▶ Material provided:
-- Start --
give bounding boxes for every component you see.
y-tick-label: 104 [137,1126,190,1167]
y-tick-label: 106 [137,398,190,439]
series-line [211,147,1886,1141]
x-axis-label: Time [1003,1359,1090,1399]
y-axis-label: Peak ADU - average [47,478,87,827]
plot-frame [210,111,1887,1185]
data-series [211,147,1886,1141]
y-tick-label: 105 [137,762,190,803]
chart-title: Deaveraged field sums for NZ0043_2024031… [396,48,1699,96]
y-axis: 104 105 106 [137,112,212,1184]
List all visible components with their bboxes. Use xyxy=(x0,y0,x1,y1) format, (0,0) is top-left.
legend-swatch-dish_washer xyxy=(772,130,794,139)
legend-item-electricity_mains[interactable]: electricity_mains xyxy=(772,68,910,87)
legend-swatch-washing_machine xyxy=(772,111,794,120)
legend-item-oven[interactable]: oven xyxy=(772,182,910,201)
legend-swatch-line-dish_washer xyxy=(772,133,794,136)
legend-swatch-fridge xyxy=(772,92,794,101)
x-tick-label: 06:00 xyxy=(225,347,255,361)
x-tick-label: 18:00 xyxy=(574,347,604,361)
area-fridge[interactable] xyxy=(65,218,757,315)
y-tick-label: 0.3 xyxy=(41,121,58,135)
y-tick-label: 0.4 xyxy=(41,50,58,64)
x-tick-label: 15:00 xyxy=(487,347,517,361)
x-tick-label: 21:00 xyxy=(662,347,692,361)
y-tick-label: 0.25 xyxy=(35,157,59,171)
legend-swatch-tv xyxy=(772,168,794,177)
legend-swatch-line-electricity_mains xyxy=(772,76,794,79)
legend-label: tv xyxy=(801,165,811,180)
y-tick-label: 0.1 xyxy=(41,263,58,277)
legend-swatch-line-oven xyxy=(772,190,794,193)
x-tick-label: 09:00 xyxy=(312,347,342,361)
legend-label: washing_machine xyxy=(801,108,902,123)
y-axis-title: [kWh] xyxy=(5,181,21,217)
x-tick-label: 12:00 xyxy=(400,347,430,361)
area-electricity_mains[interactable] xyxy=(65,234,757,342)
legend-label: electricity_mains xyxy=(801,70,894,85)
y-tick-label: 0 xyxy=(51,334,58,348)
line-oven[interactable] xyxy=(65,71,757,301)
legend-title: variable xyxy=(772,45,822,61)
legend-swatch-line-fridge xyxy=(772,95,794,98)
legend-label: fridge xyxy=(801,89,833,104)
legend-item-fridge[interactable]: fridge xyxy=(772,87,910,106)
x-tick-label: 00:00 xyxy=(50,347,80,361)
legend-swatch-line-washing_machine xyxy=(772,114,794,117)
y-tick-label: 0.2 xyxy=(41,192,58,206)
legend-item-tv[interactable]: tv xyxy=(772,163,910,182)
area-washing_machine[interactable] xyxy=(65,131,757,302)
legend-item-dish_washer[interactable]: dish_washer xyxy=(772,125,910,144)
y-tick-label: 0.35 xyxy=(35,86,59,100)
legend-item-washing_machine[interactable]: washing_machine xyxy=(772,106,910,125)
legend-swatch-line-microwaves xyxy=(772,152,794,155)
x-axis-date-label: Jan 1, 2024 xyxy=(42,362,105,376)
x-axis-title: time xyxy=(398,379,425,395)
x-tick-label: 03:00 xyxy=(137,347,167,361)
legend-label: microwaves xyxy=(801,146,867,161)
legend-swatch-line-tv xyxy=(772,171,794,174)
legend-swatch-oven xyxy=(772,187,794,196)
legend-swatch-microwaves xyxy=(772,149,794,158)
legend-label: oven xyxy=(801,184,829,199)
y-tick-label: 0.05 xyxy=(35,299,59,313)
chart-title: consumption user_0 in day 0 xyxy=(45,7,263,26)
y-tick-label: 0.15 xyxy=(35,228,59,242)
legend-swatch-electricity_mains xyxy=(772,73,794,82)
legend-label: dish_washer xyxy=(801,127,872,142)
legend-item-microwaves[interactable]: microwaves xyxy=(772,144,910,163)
-- End --
▶ Task description:
Rewrite all of the items above, swapping every "microwaves" for "microwave" and keeping everything else the same.

▶ Task result:
give bounding boxes for every component you see.
y-tick-label: 104 [137,1126,190,1167]
y-tick-label: 106 [137,398,190,439]
series-line [211,147,1886,1141]
x-axis-label: Time [1003,1359,1090,1399]
y-axis-label: Peak ADU - average [47,478,87,827]
plot-frame [210,111,1887,1185]
data-series [211,147,1886,1141]
y-tick-label: 105 [137,762,190,803]
chart-title: Deaveraged field sums for NZ0043_2024031… [396,48,1699,96]
y-axis: 104 105 106 [137,112,212,1184]
List all visible components with their bboxes. Use xyxy=(x0,y0,x1,y1) format, (0,0) is top-left.
legend-swatch-dish_washer xyxy=(772,130,794,139)
legend-item-electricity_mains[interactable]: electricity_mains xyxy=(772,68,910,87)
legend-swatch-washing_machine xyxy=(772,111,794,120)
legend-item-oven[interactable]: oven xyxy=(772,182,910,201)
legend-swatch-line-dish_washer xyxy=(772,133,794,136)
legend-swatch-fridge xyxy=(772,92,794,101)
x-tick-label: 06:00 xyxy=(225,347,255,361)
x-tick-label: 18:00 xyxy=(574,347,604,361)
area-fridge[interactable] xyxy=(65,218,757,315)
y-tick-label: 0.3 xyxy=(41,121,58,135)
y-tick-label: 0.4 xyxy=(41,50,58,64)
x-tick-label: 15:00 xyxy=(487,347,517,361)
x-tick-label: 21:00 xyxy=(662,347,692,361)
y-tick-label: 0.25 xyxy=(35,157,59,171)
legend-swatch-tv xyxy=(772,168,794,177)
legend-swatch-line-electricity_mains xyxy=(772,76,794,79)
legend-label: tv xyxy=(801,165,811,180)
y-tick-label: 0.1 xyxy=(41,263,58,277)
legend-swatch-line-oven xyxy=(772,190,794,193)
x-tick-label: 09:00 xyxy=(312,347,342,361)
legend-label: washing_machine xyxy=(801,108,902,123)
y-axis-title: [kWh] xyxy=(5,181,21,217)
x-tick-label: 12:00 xyxy=(400,347,430,361)
area-electricity_mains[interactable] xyxy=(65,234,757,342)
legend-label: electricity_mains xyxy=(801,70,894,85)
y-tick-label: 0 xyxy=(51,334,58,348)
line-oven[interactable] xyxy=(65,71,757,301)
legend-title: variable xyxy=(772,45,822,61)
legend-swatch-line-fridge xyxy=(772,95,794,98)
legend-label: fridge xyxy=(801,89,833,104)
legend-item-fridge[interactable]: fridge xyxy=(772,87,910,106)
x-tick-label: 00:00 xyxy=(50,347,80,361)
legend-swatch-line-washing_machine xyxy=(772,114,794,117)
y-tick-label: 0.2 xyxy=(41,192,58,206)
legend-item-tv[interactable]: tv xyxy=(772,163,910,182)
area-washing_machine[interactable] xyxy=(65,131,757,302)
legend-item-dish_washer[interactable]: dish_washer xyxy=(772,125,910,144)
y-tick-label: 0.35 xyxy=(35,86,59,100)
legend-item-washing_machine[interactable]: washing_machine xyxy=(772,106,910,125)
legend-swatch-line-microwave xyxy=(772,152,794,155)
x-axis-date-label: Jan 1, 2024 xyxy=(42,362,105,376)
x-axis-title: time xyxy=(398,379,425,395)
x-tick-label: 03:00 xyxy=(137,347,167,361)
legend-label: microwave xyxy=(801,146,867,161)
legend-swatch-line-tv xyxy=(772,171,794,174)
legend-swatch-oven xyxy=(772,187,794,196)
legend-swatch-microwave xyxy=(772,149,794,158)
legend-label: oven xyxy=(801,184,829,199)
y-tick-label: 0.05 xyxy=(35,299,59,313)
chart-title: consumption user_0 in day 0 xyxy=(45,7,263,26)
y-tick-label: 0.15 xyxy=(35,228,59,242)
legend-swatch-electricity_mains xyxy=(772,73,794,82)
legend-label: dish_washer xyxy=(801,127,872,142)
legend-item-microwave[interactable]: microwave xyxy=(772,144,910,163)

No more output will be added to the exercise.